=== DATA ROWS ===
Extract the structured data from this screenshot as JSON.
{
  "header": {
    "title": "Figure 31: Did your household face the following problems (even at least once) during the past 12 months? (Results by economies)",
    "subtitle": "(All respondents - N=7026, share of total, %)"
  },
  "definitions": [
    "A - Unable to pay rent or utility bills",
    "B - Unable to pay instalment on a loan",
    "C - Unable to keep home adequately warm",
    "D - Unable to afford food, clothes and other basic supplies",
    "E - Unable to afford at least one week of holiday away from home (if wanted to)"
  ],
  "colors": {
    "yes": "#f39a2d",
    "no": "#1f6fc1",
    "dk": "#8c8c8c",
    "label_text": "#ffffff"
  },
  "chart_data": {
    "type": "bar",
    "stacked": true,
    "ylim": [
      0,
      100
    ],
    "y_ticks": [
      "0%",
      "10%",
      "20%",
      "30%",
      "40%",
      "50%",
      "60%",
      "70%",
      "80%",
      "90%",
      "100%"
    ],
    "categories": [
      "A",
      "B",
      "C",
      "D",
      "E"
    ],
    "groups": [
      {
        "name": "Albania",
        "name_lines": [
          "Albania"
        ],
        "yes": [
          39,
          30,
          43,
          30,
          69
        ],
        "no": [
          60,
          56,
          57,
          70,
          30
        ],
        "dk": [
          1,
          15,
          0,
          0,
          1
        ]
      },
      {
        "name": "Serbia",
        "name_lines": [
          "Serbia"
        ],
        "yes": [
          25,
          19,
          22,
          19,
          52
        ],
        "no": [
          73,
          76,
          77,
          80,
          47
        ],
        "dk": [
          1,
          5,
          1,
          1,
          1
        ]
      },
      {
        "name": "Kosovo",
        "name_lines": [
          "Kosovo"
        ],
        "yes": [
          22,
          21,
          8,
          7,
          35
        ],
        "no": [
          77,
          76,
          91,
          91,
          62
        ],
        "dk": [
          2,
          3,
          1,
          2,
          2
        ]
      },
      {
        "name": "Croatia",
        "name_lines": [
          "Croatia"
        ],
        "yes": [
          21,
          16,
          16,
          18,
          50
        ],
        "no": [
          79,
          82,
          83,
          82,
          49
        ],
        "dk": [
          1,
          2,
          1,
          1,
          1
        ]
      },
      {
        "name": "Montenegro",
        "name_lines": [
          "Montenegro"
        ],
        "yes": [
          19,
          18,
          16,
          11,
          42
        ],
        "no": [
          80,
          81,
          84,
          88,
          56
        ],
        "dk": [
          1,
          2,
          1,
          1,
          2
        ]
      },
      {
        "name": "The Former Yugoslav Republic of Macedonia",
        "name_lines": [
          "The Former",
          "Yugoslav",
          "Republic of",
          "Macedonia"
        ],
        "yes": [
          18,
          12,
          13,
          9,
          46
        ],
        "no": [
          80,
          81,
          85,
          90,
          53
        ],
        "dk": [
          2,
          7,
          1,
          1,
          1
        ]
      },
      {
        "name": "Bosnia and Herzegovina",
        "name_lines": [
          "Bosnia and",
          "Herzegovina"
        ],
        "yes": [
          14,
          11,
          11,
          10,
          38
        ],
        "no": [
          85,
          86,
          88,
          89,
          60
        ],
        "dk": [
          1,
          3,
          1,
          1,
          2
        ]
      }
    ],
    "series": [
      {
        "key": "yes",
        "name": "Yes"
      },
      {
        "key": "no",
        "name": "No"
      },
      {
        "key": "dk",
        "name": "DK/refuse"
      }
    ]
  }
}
===
_SET PROBLEM:_
Set down each entry again, unchanged.

_ANSWER:_
Extract the structured data from this screenshot as JSON.
{
  "header": {
    "title": "Figure 31: Did your household face the following problems (even at least once) during the past 12 months? (Results by economies)",
    "subtitle": "(All respondents - N=7026, share of total, %)"
  },
  "definitions": [
    "A - Unable to pay rent or utility bills",
    "B - Unable to pay instalment on a loan",
    "C - Unable to keep home adequately warm",
    "D - Unable to afford food, clothes and other basic supplies",
    "E - Unable to afford at least one week of holiday away from home (if wanted to)"
  ],
  "colors": {
    "yes": "#f39a2d",
    "no": "#1f6fc1",
    "dk": "#8c8c8c",
    "label_text": "#ffffff"
  },
  "chart_data": {
    "type": "bar",
    "stacked": true,
    "ylim": [
      0,
      100
    ],
    "y_ticks": [
      "0%",
      "10%",
      "20%",
      "30%",
      "40%",
      "50%",
      "60%",
      "70%",
      "80%",
      "90%",
      "100%"
    ],
    "categories": [
      "A",
      "B",
      "C",
      "D",
      "E"
    ],
    "groups": [
      {
        "name": "Albania",
        "name_lines": [
          "Albania"
        ],
        "yes": [
          39,
          30,
          43,
          30,
          69
        ],
        "no": [
          60,
          56,
          57,
          70,
          30
        ],
        "dk": [
          1,
          15,
          0,
          0,
          1
        ]
      },
      {
        "name": "Serbia",
        "name_lines": [
          "Serbia"
        ],
        "yes": [
          25,
          19,
          22,
          19,
          52
        ],
        "no": [
          73,
          76,
          77,
          80,
          47
        ],
        "dk": [
          1,
          5,
          1,
          1,
          1
        ]
      },
      {
        "name": "Kosovo",
        "name_lines": [
          "Kosovo"
        ],
        "yes": [
          22,
          21,
          8,
          7,
          35
        ],
        "no": [
          77,
          76,
          91,
          91,
          62
        ],
        "dk": [
          2,
          3,
          1,
          2,
          2
        ]
      },
      {
        "name": "Croatia",
        "name_lines": [
          "Croatia"
        ],
        "yes": [
          21,
          16,
          16,
          18,
          50
        ],
        "no": [
          79,
          82,
          83,
          82,
          49
        ],
        "dk": [
          1,
          2,
          1,
          1,
          1
        ]
      },
      {
        "name": "Montenegro",
        "name_lines": [
          "Montenegro"
        ],
        "yes": [
          19,
          18,
          16,
          11,
          42
        ],
        "no": [
          80,
          81,
          84,
          88,
          56
        ],
        "dk": [
          1,
          2,
          1,
          1,
          2
        ]
      },
      {
        "name": "The Former Yugoslav Republic of Macedonia",
        "name_lines": [
          "The Former",
          "Yugoslav",
          "Republic of",
          "Macedonia"
        ],
        "yes": [
          18,
          12,
          13,
          9,
          46
        ],
        "no": [
          80,
          81,
          85,
          90,
          53
        ],
        "dk": [
          2,
          7,
          1,
          1,
          1
        ]
      },
      {
        "name": "Bosnia and Herzegovina",
        "name_lines": [
          "Bosnia and",
          "Herzegovina"
        ],
        "yes": [
          14,
          11,
          11,
          10,
          38
        ],
        "no": [
          85,
          86,
          88,
          89,
          60
        ],
        "dk": [
          1,
          3,
          1,
          1,
          2
        ]
      }
    ],
    "series": [
      {
        "key": "yes",
        "name": "Yes"
      },
      {
        "key": "no",
        "name": "No"
      },
      {
        "key": "dk",
        "name": "DK/refuse"
      }
    ]
  }
}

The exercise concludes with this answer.